Copy out the whole listing exactly as written, leaving the pictures behind.

▬▬▬▬▬▬

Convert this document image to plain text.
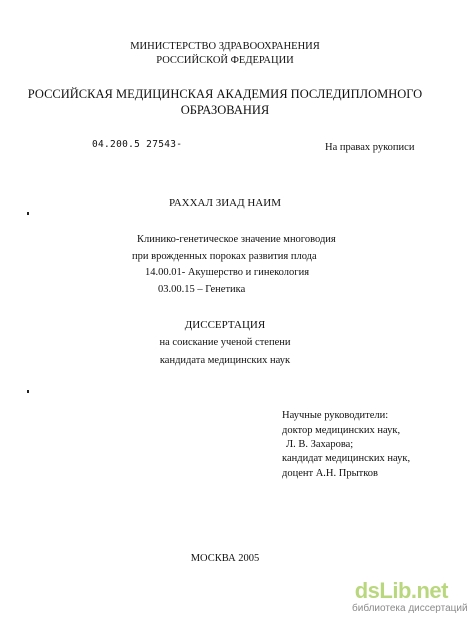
МИНИСТЕРСТВО ЗДРАВООХРАНЕНИЯ
РОССИЙСКОЙ ФЕДЕРАЦИИ
РОССИЙСКАЯ МЕДИЦИНСКАЯ АКАДЕМИЯ ПОСЛЕДИПЛОМНОГО
ОБРАЗОВАНИЯ
04.200.5 27543-	На правах рукописи
РАХХАЛ ЗИАД НАИМ
Клинико-генетическое значение многоводия
при врожденных пороках развития плода
14.00.01- Акушерство и гинекология
03.00.15 – Генетика
ДИССЕРТАЦИЯ
на соискание ученой степени
кандидата медицинских наук
Научные руководители:
доктор медицинских наук,
Л. В. Захарова;
кандидат медицинских наук,
доцент А.Н. Прытков
МОСКВА 2005
dsLib.net
библиотека диссертаций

▬▬▬▬▬▬

Final result —
Convert this document image to plain text.
МИНИСТЕРСТВО ЗДРАВООХРАНЕНИЯ
РОССИЙСКОЙ ФЕДЕРАЦИИ
РОССИЙСКАЯ МЕДИЦИНСКАЯ АКАДЕМИЯ ПОСЛЕДИПЛОМНОГО
ОБРАЗОВАНИЯ
04.200.5 27543-	На правах рукописи
РАХХАЛ ЗИАД НАИМ
Клинико-генетическое значение многоводия
при врожденных пороках развития плода
14.00.01- Акушерство и гинекология
03.00.15 – Генетика
ДИССЕРТАЦИЯ
на соискание ученой степени
кандидата медицинских наук
Научные руководители:
доктор медицинских наук,
Л. В. Захарова;
кандидат медицинских наук,
доцент А.Н. Прытков
МОСКВА 2005
dsLib.net
библиотека диссертаций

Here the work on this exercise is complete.